• EXCERPTED TEXT:
[start]

Forum Moderators: open

Message Too Old, No Replies

parse DOM from HTML file

         

bwstyle

3:05 pm on Aug 8, 2007 (gmt 0)

10+ Year Member



I'm writing a Firefox plugin. I want to parse an HTML file that will be loaded within javascript.

I'm using Mozilla's file reading to load this HTML file. E.g.


var fstream = Components.classes["@mozilla.org/network/file-input-stream;1"].createInstance(Components.interfaces.nsIFileInputStream);
var sstream = Components.classes["@mozilla.org/scriptableinputstream;1"].createInstance(Components.interfaces.nsIScriptableInputStream);

As I understand, if this HTML was valid XHTML, there'd be no problem parsing with the DOM. I could use getElementsByTagName() to walk through it, or even XPath. But the following generates a parse error as it's not valid XHTML:

var parser = new DOMParser();
var Gdom = parser.parseFromString(FILE_AS_STRING, "text/xml" );
var Gdoc = Gdom.documentElement;

I'd like to parse using DOM, rather than using complicated regular expressions to go through an entire HTML page.

Does anyone have insight into my dilemma?

Fotiman

3:26 pm on Aug 8, 2007 (gmt 0)

WebmasterWorld Senior Member 10+ Year Member Top Contributors Of The Month



I've never done this sort of thing before, but is the global 'document' object available to you? If so, then you shouldn't need to parse anything, as the document object can be used with regular DOM methods.

bwstyle

4:02 pm on Aug 8, 2007 (gmt 0)

10+ Year Member



Yes, the "document" object is available to me, but I need to inspect the independent HTML file that exists on the filesystem. It seems I can create a DOM from XML, but not for a separate HTML document.

Originally, I was "GET"ting this independent HTML, putting it into an iframe, and trying to parse through it there. That's a browser security issue (I think)... you can't look through another document's DOM that's not on your domain.

That is why I've developed a procedure to GET the HTML, write it to the filesystem, read it from the filesystem, and then attempt to parse it. But getting this back into DOM form is now killing me...

mltsy

4:50 pm on Aug 23, 2007 (gmt 0)

10+ Year Member



Have you tried using "XML for <SCRIPT>"? I haven't use it, but am about to try it for a related issue, after searching around the web and finding your post along the way :)

[xmljs.sourceforge.net...]

[end]

• TASK INSTRUCTIONS: Copy the forum thread from "I'm using Mozilla's" to "entire HTML page." word for word. The data after this thread isn't needed.

• DATA LINES:
[start]

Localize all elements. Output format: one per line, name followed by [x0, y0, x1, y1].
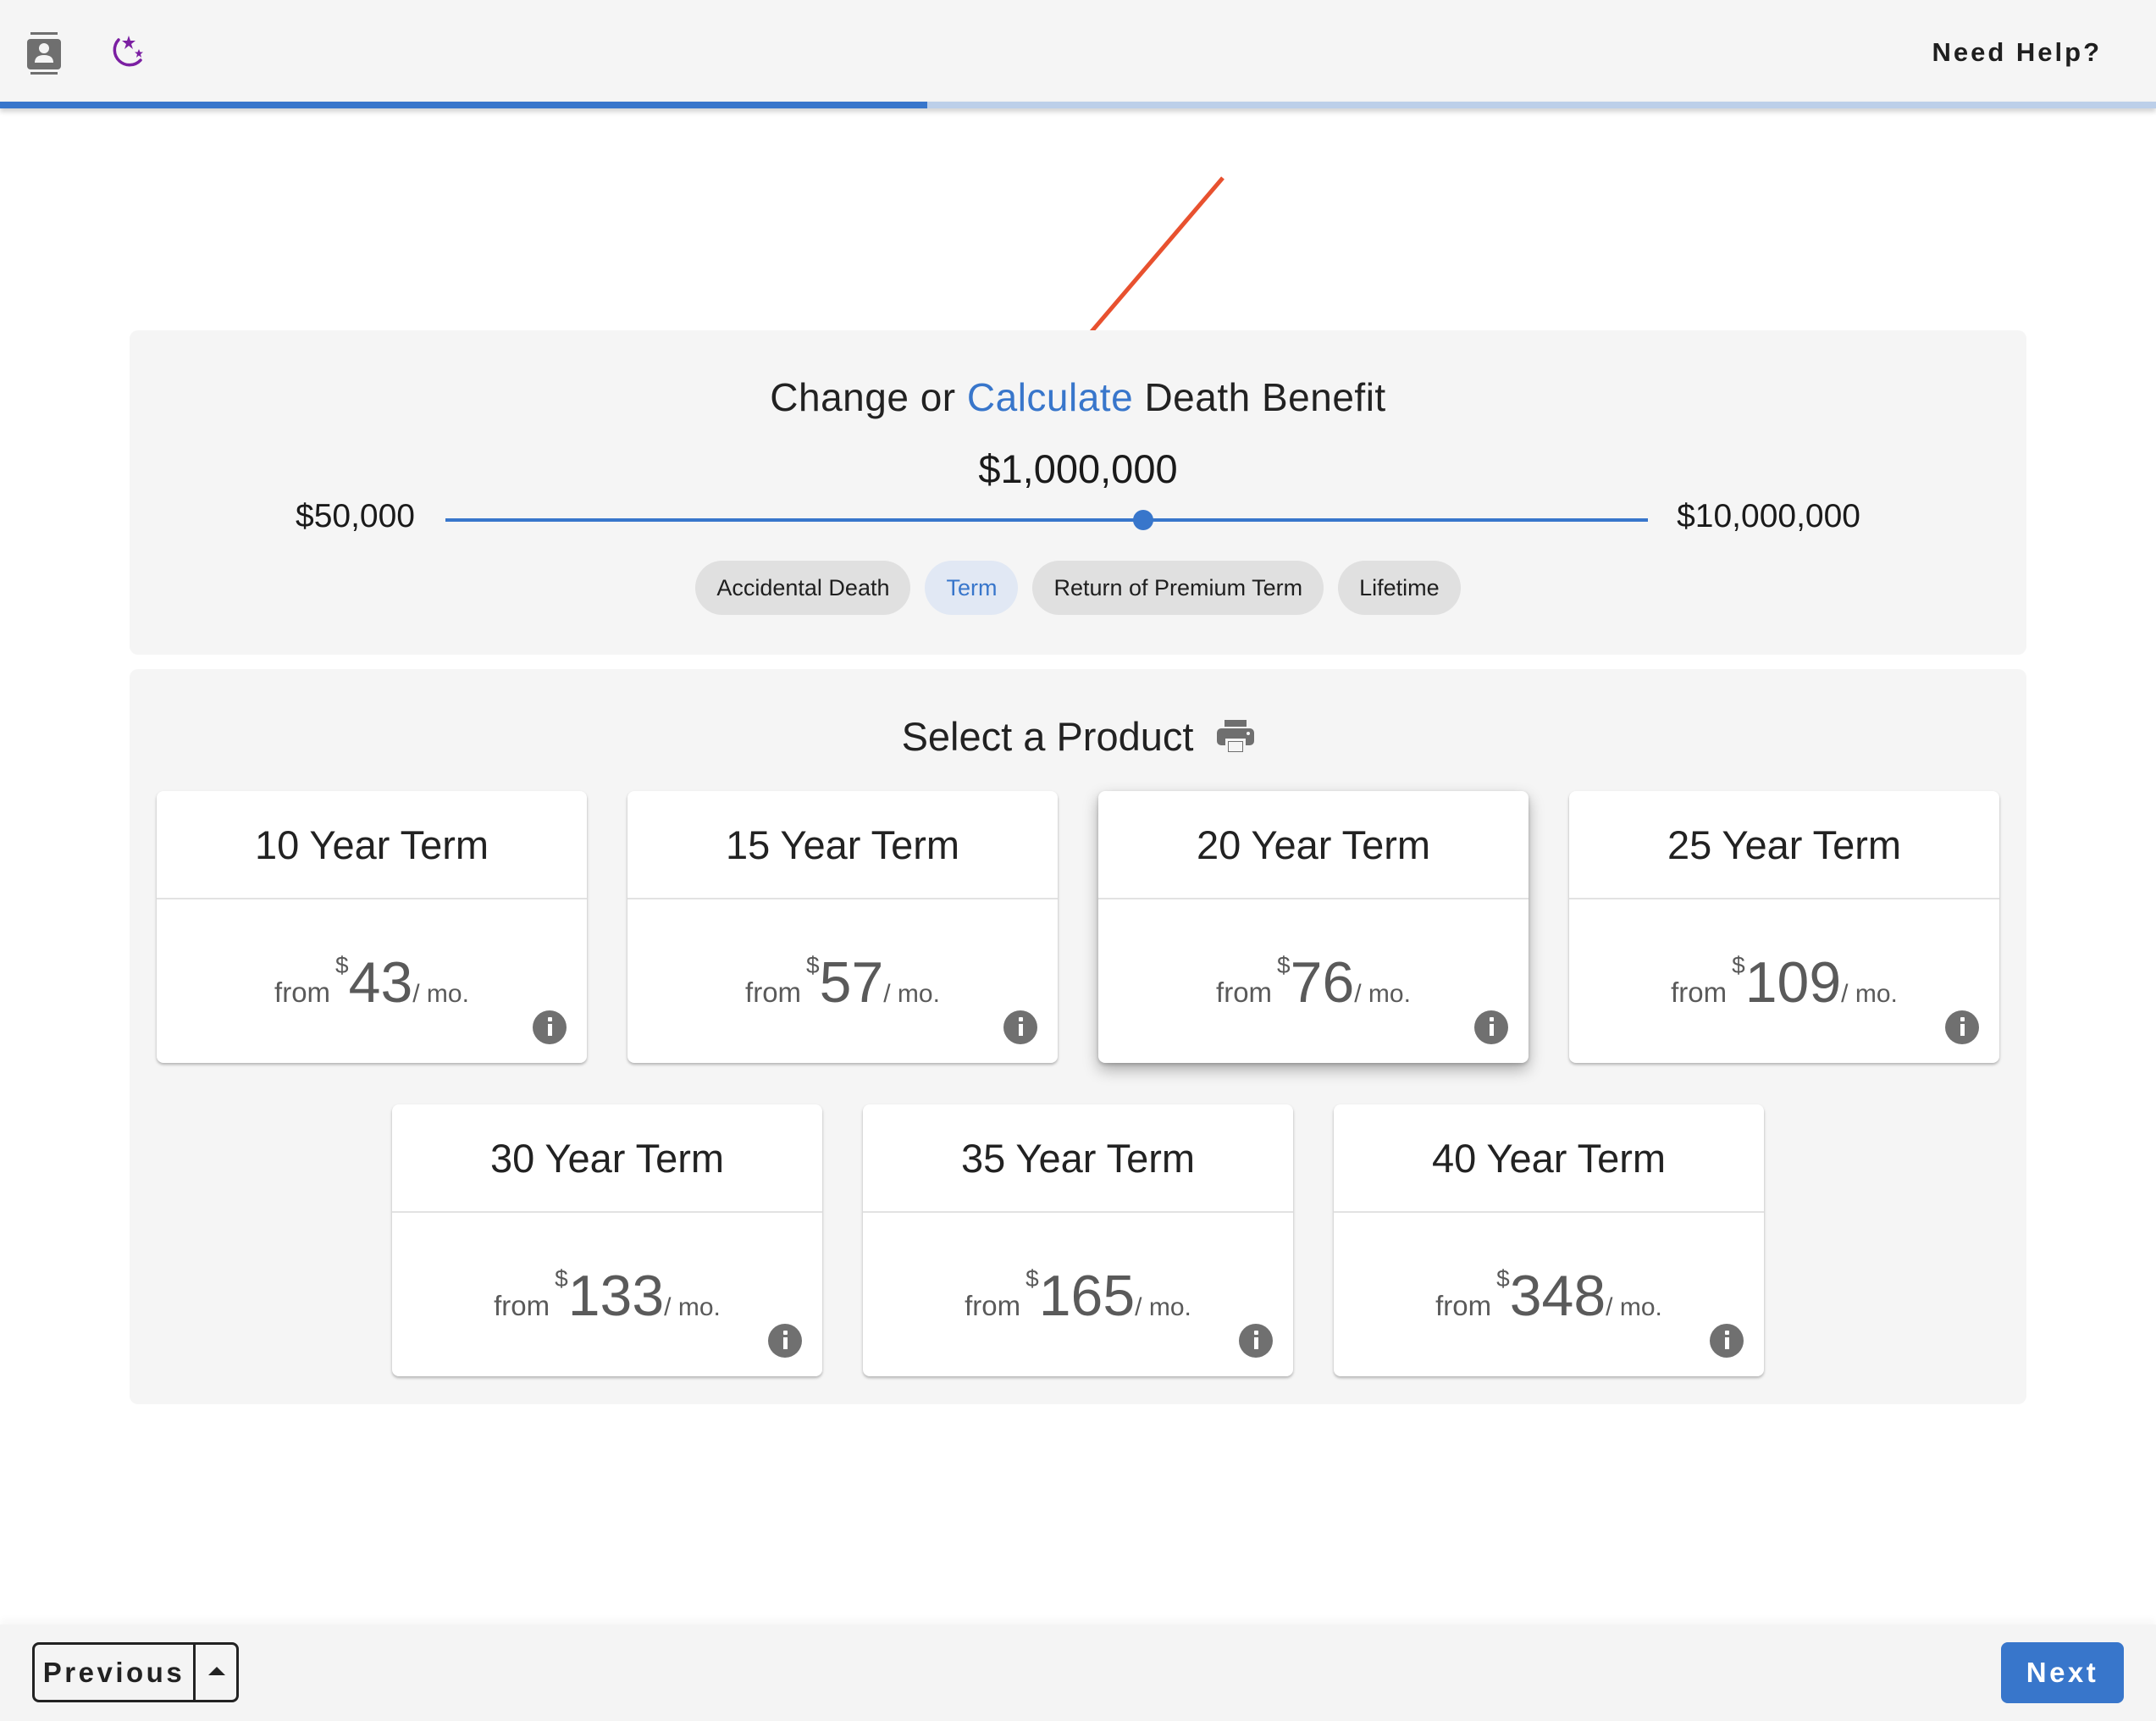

[end]

• EXERCISE RESULT:
I'm using Mozilla's file reading to load this HTML file. E.g.


var fstream = Components.classes["@mozilla.org/network/file-input-stream;1"].createInstance(Components.interfaces.nsIFileInputStream);
var sstream = Components.classes["@mozilla.org/scriptableinputstream;1"].createInstance(Components.interfaces.nsIScriptableInputStream);

As I understand, if this HTML was valid XHTML, there'd be no problem parsing with the DOM. I could use getElementsByTagName() to walk through it, or even XPath. But the following generates a parse error as it's not valid XHTML:

var parser = new DOMParser();
var Gdom = parser.parseFromString(FILE_AS_STRING, "text/xml" );
var Gdoc = Gdom.documentElement;

I'd like to parse using DOM, rather than using complicated regular expressions to go through an entire HTML page.